WORK TO BE COMPLETED. Of the lines in the listing, how many include the string "großen"? Write the number and nothing else.

Data entries.
┏━━

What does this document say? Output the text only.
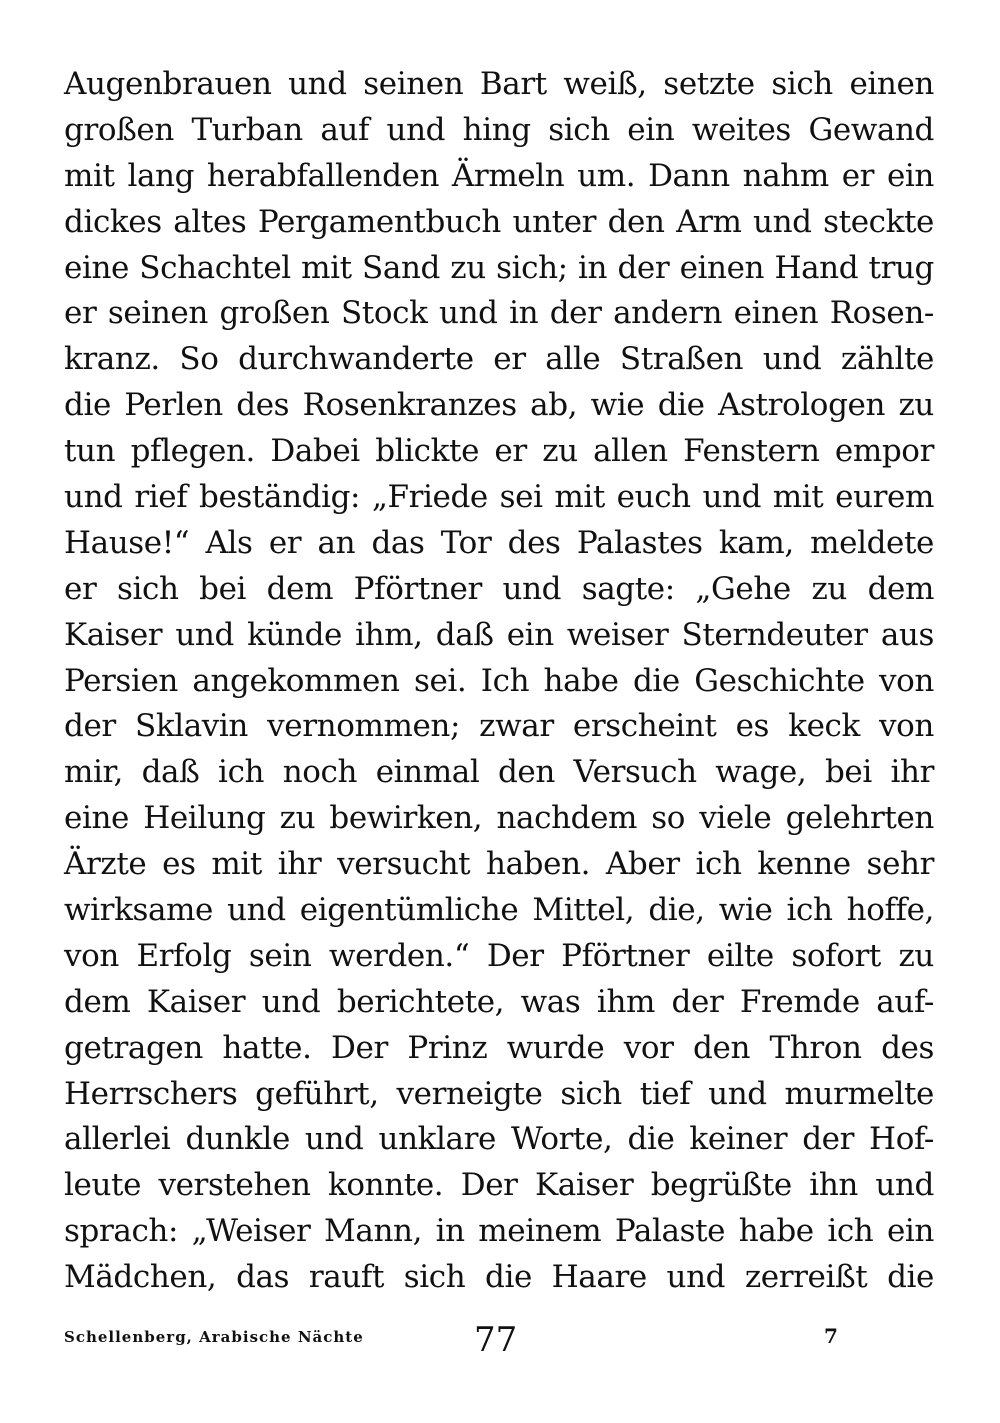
Augenbrauen und seinen Bart weiß, setzte sich einen
großen Turban auf und hing sich ein weites Gewand
mit lang herabfallenden Ärmeln um. Dann nahm er ein
dickes altes Pergamentbuch unter den Arm und steckte
eine Schachtel mit Sand zu sich; in der einen Hand trug
er seinen großen Stock und in der andern einen Rosen-
kranz. So durchwanderte er alle Straßen und zählte
die Perlen des Rosenkranzes ab, wie die Astrologen zu
tun pflegen. Dabei blickte er zu allen Fenstern empor
und rief beständig: „Friede sei mit euch und mit eurem
Hause!“ Als er an das Tor des Palastes kam, meldete
er sich bei dem Pförtner und sagte: „Gehe zu dem
Kaiser und künde ihm, daß ein weiser Sterndeuter aus
Persien angekommen sei. Ich habe die Geschichte von
der Sklavin vernommen; zwar erscheint es keck von
mir, daß ich noch einmal den Versuch wage, bei ihr
eine Heilung zu bewirken, nachdem so viele gelehrten
Ärzte es mit ihr versucht haben. Aber ich kenne sehr
wirksame und eigentümliche Mittel, die, wie ich hoffe,
von Erfolg sein werden.“ Der Pförtner eilte sofort zu
dem Kaiser und berichtete, was ihm der Fremde auf-
getragen hatte. Der Prinz wurde vor den Thron des
Herrschers geführt, verneigte sich tief und murmelte
allerlei dunkle und unklare Worte, die keiner der Hof-
leute verstehen konnte. Der Kaiser begrüßte ihn und
sprach: „Weiser Mann, in meinem Palaste habe ich ein
Mädchen, das rauft sich die Haare und zerreißt die
Schellenberg, Arabische Nächte	77	7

┗━━

EXERCISE RESULT. 2